--- Supplied data ---
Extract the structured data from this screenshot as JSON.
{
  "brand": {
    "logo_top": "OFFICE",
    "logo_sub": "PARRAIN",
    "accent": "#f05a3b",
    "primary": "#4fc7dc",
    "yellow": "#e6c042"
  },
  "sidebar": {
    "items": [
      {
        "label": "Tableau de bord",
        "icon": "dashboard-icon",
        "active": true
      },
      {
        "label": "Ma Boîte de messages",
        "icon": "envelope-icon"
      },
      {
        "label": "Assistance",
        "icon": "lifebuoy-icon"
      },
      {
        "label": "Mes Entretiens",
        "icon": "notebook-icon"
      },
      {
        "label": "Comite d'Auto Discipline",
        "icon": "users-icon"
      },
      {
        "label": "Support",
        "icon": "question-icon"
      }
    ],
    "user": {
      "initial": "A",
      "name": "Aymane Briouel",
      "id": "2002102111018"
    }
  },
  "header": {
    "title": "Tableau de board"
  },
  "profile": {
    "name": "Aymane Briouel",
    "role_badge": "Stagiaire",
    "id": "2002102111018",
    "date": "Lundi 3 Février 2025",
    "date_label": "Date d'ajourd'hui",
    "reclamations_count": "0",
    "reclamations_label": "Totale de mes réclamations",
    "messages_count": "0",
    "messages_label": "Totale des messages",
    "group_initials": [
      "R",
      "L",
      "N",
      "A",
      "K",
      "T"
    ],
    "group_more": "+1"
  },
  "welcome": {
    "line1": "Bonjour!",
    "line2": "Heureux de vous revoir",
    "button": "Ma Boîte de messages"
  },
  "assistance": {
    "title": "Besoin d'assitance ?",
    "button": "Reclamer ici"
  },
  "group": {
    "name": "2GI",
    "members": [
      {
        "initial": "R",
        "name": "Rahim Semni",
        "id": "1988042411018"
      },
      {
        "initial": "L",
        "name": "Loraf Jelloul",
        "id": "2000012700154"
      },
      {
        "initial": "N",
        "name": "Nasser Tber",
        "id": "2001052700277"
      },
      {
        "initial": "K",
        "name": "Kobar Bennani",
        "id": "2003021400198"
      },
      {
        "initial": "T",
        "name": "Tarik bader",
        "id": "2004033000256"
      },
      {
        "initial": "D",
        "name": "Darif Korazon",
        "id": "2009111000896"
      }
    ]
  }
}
---
--- Supplied data ---
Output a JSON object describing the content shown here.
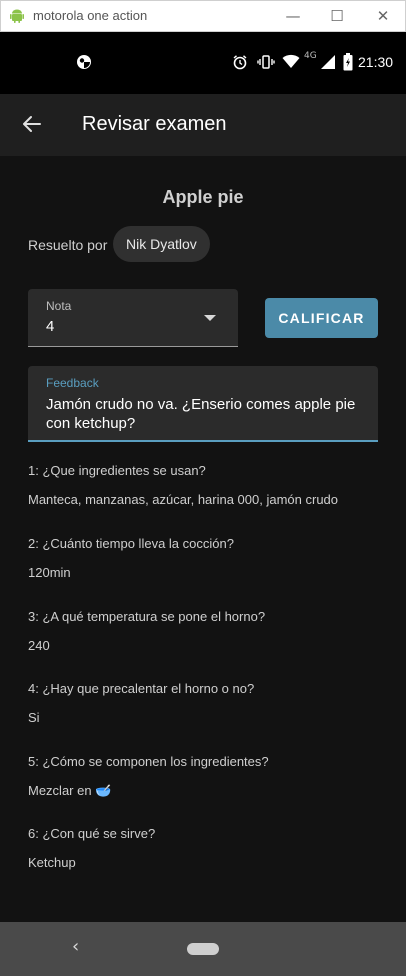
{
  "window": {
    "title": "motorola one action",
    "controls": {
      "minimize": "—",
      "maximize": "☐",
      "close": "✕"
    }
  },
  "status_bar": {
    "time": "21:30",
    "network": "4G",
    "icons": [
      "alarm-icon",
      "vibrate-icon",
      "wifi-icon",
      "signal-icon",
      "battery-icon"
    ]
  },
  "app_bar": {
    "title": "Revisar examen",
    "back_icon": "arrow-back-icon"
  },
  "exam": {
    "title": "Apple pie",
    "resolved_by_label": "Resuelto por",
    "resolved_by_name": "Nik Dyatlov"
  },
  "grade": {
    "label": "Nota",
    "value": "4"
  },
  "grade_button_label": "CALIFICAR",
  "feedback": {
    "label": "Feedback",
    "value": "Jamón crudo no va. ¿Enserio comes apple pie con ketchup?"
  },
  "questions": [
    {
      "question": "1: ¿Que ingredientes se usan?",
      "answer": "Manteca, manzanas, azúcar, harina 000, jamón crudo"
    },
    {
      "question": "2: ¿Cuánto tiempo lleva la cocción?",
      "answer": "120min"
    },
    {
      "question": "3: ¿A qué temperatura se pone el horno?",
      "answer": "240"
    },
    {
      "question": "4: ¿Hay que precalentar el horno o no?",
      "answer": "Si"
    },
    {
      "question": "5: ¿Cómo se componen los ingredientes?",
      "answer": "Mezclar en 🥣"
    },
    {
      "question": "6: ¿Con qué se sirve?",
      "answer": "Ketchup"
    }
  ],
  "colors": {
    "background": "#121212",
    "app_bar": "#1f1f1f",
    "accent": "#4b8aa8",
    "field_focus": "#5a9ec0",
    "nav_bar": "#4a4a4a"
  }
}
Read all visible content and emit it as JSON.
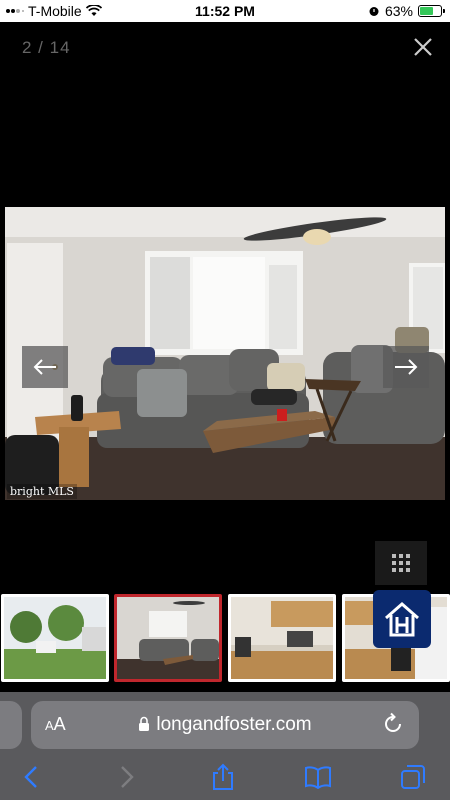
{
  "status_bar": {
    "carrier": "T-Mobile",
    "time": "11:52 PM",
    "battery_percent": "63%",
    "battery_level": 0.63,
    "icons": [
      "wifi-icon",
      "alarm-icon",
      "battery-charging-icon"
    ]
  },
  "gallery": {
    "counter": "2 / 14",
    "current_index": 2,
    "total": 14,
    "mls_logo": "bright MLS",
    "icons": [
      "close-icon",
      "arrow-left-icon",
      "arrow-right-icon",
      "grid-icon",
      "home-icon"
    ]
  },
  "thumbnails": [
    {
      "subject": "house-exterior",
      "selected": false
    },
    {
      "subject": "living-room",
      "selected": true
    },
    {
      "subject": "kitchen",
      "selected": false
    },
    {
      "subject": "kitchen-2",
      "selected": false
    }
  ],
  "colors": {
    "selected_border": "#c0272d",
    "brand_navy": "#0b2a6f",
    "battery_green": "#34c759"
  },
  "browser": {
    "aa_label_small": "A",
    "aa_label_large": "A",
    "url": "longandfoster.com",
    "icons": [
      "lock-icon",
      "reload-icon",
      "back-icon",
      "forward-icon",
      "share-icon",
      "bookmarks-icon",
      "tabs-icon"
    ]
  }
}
---
- _Aim of the task_: Among the entries above, how many lines include the word "Briouel"? Reply with the number only.

- _Result of this task_: 2